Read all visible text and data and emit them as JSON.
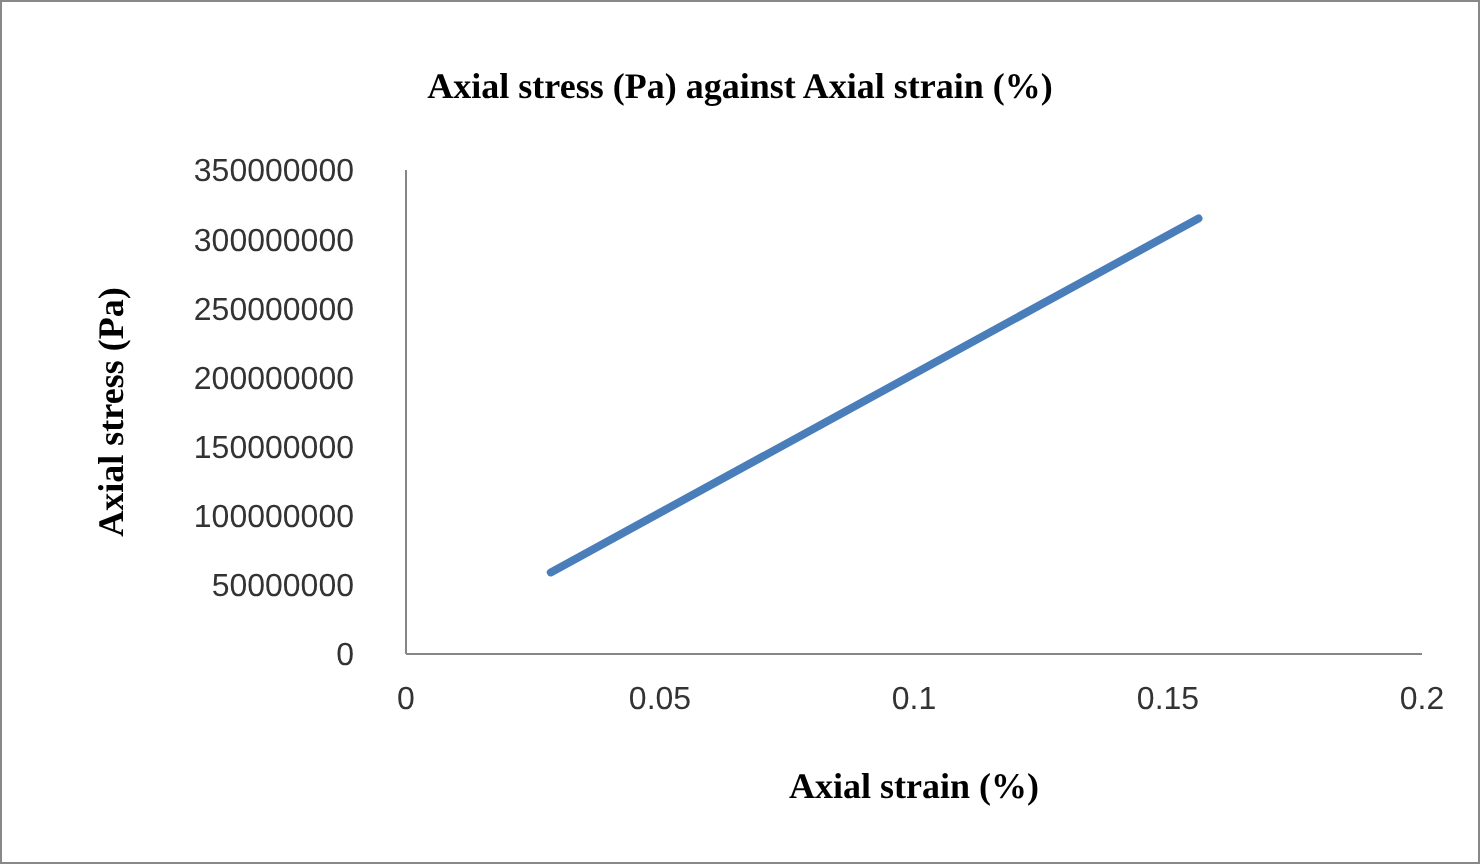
{
  "chart_data": {
    "type": "line",
    "title": "Axial stress  (Pa) against Axial strain (%)",
    "xlabel": "Axial strain (%)",
    "ylabel": "Axial stress  (Pa)",
    "series": [
      {
        "color": "#4a7ebb",
        "x": [
          0.0285,
          0.156
        ],
        "values": [
          59000000,
          315000000
        ]
      }
    ],
    "xlim": [
      0,
      0.2
    ],
    "xticks": [
      0,
      0.05,
      0.1,
      0.15,
      0.2
    ],
    "ylim": [
      0,
      350000000
    ],
    "yticks": [
      0,
      50000000,
      100000000,
      150000000,
      200000000,
      250000000,
      300000000,
      350000000
    ],
    "grid": false,
    "legend": false,
    "marker": "none",
    "line_style": "solid"
  }
}
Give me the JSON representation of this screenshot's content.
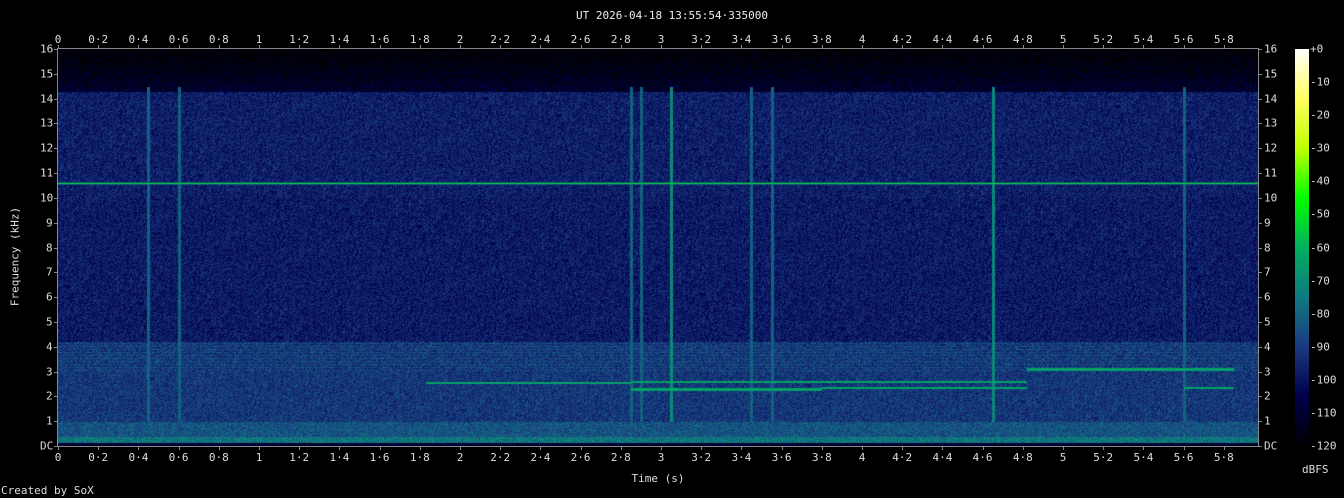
{
  "chart_data": {
    "type": "heatmap",
    "title": "UT 2026-04-18 13:55:54·335000",
    "xlabel": "Time (s)",
    "ylabel": "Frequency (kHz)",
    "xlim": [
      0,
      5.97
    ],
    "ylim": [
      0,
      16
    ],
    "x_ticks": [
      "0",
      "0·2",
      "0·4",
      "0·6",
      "0·8",
      "1",
      "1·2",
      "1·4",
      "1·6",
      "1·8",
      "2",
      "2·2",
      "2·4",
      "2·6",
      "2·8",
      "3",
      "3·2",
      "3·4",
      "3·6",
      "3·8",
      "4",
      "4·2",
      "4·4",
      "4·6",
      "4·8",
      "5",
      "5·2",
      "5·4",
      "5·6",
      "5·8"
    ],
    "y_ticks": [
      "DC",
      "1",
      "2",
      "3",
      "4",
      "5",
      "6",
      "7",
      "8",
      "9",
      "10",
      "11",
      "12",
      "13",
      "14",
      "15",
      "16"
    ],
    "colorbar": {
      "unit": "dBFS",
      "range": [
        -120,
        0
      ],
      "ticks": [
        "+0",
        "-10",
        "-20",
        "-30",
        "-40",
        "-50",
        "-60",
        "-70",
        "-80",
        "-90",
        "-100",
        "-110",
        "-120"
      ],
      "palette": [
        "#000000",
        "#00004a",
        "#1a3a80",
        "#107a80",
        "#00b060",
        "#00ff00",
        "#c0ff00",
        "#ffff60",
        "#ffffff"
      ]
    },
    "features": {
      "steady_tone_khz": 10.6,
      "horizontal_tones": [
        {
          "khz": 2.55,
          "t": [
            1.83,
            2.85
          ]
        },
        {
          "khz": 2.6,
          "t": [
            2.85,
            3.8
          ]
        },
        {
          "khz": 2.3,
          "t": [
            2.85,
            3.8
          ]
        },
        {
          "khz": 2.6,
          "t": [
            3.8,
            4.82
          ]
        },
        {
          "khz": 2.35,
          "t": [
            3.8,
            4.82
          ]
        },
        {
          "khz": 3.1,
          "t": [
            4.82,
            5.85
          ]
        },
        {
          "khz": 2.35,
          "t": [
            5.6,
            5.85
          ]
        }
      ],
      "vertical_events_s": [
        0.45,
        0.6,
        2.85,
        2.9,
        3.05,
        3.45,
        3.55,
        4.65,
        5.6
      ]
    }
  },
  "footer": "Created by SoX"
}
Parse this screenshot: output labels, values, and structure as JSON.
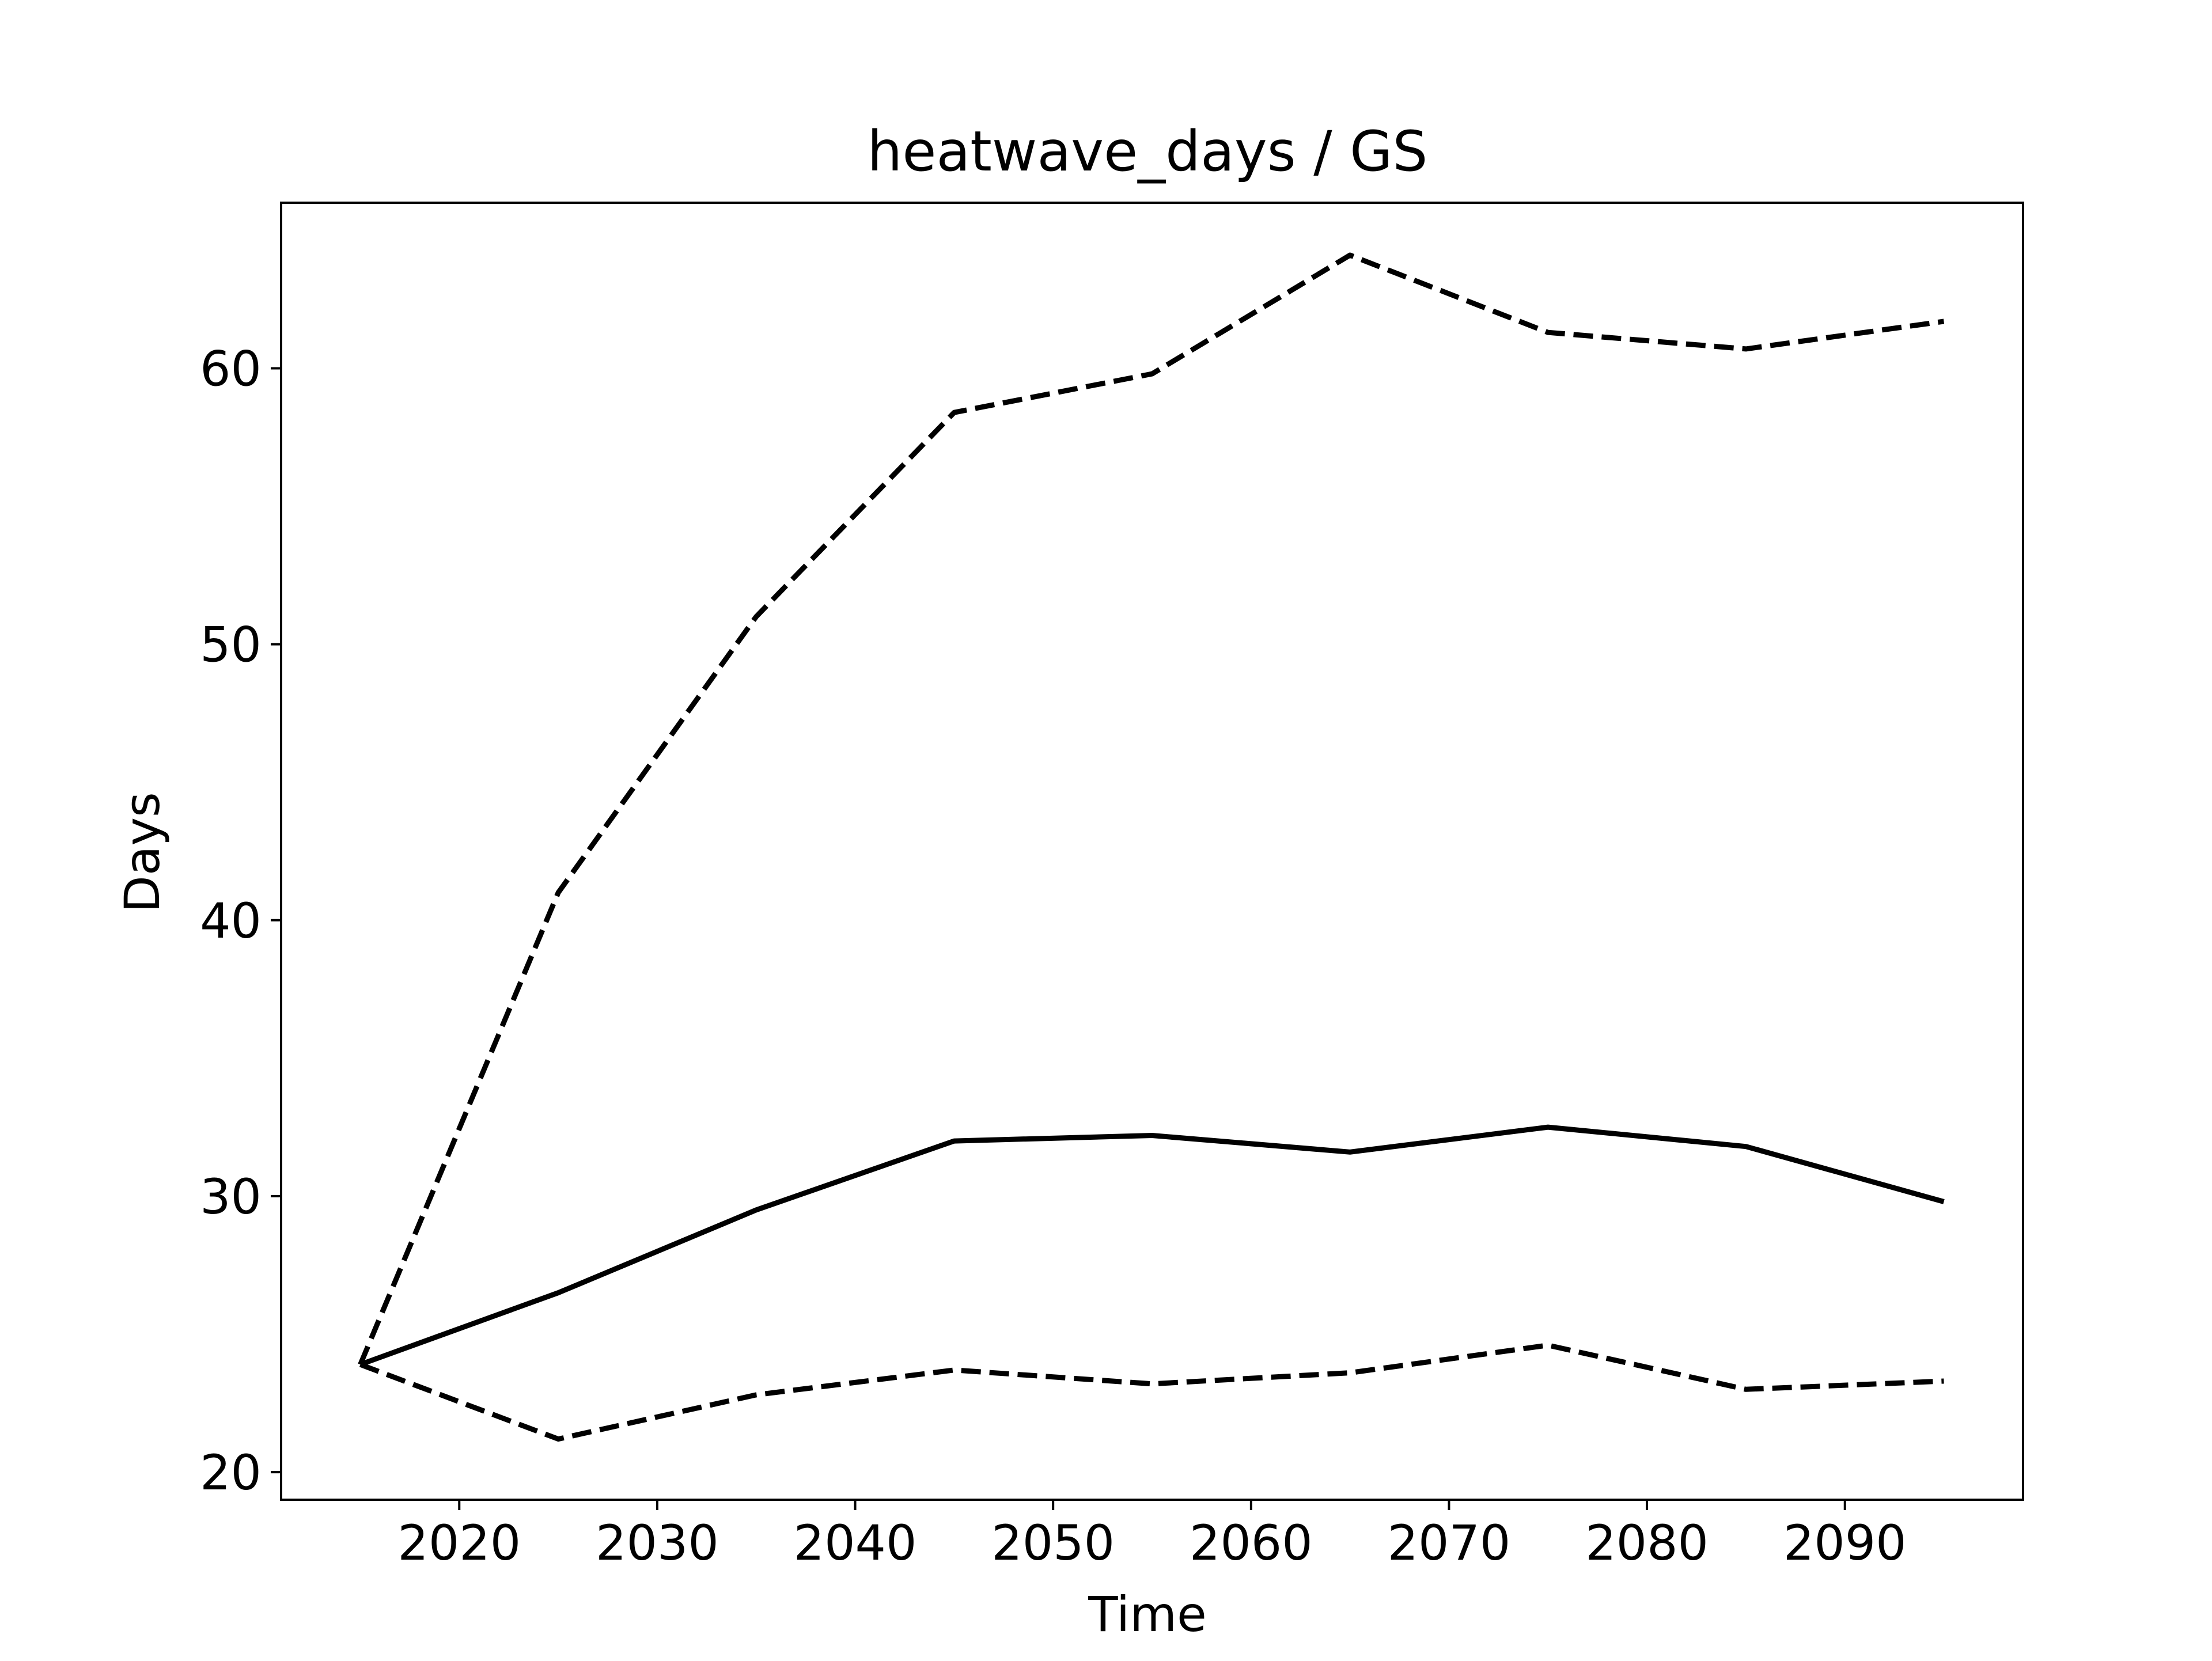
{
  "chart_data": {
    "type": "line",
    "title": "heatwave_days / GS",
    "xlabel": "Time",
    "ylabel": "Days",
    "xlim": [
      2011,
      2099
    ],
    "ylim": [
      19,
      66
    ],
    "xticks": [
      2020,
      2030,
      2040,
      2050,
      2060,
      2070,
      2080,
      2090
    ],
    "yticks": [
      20,
      30,
      40,
      50,
      60
    ],
    "grid": false,
    "legend": "none",
    "line_color": "#000000",
    "x": [
      2015,
      2025,
      2035,
      2045,
      2055,
      2065,
      2075,
      2085,
      2095
    ],
    "series": [
      {
        "style": "solid",
        "values": [
          23.9,
          26.5,
          29.5,
          32.0,
          32.2,
          31.6,
          32.5,
          31.8,
          29.8
        ]
      },
      {
        "style": "dashed",
        "values": [
          23.9,
          41.0,
          51.0,
          58.4,
          59.8,
          64.1,
          61.3,
          60.7,
          61.7
        ]
      },
      {
        "style": "dashed",
        "values": [
          23.9,
          21.2,
          22.8,
          23.7,
          23.2,
          23.6,
          24.6,
          23.0,
          23.3
        ]
      }
    ]
  }
}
§
Search the records for the word "this" and copy every line where it occurs.

Give me the JSON representation of this screenshot's content.
Parse this screenshot: output labels, values, and structure as JSON.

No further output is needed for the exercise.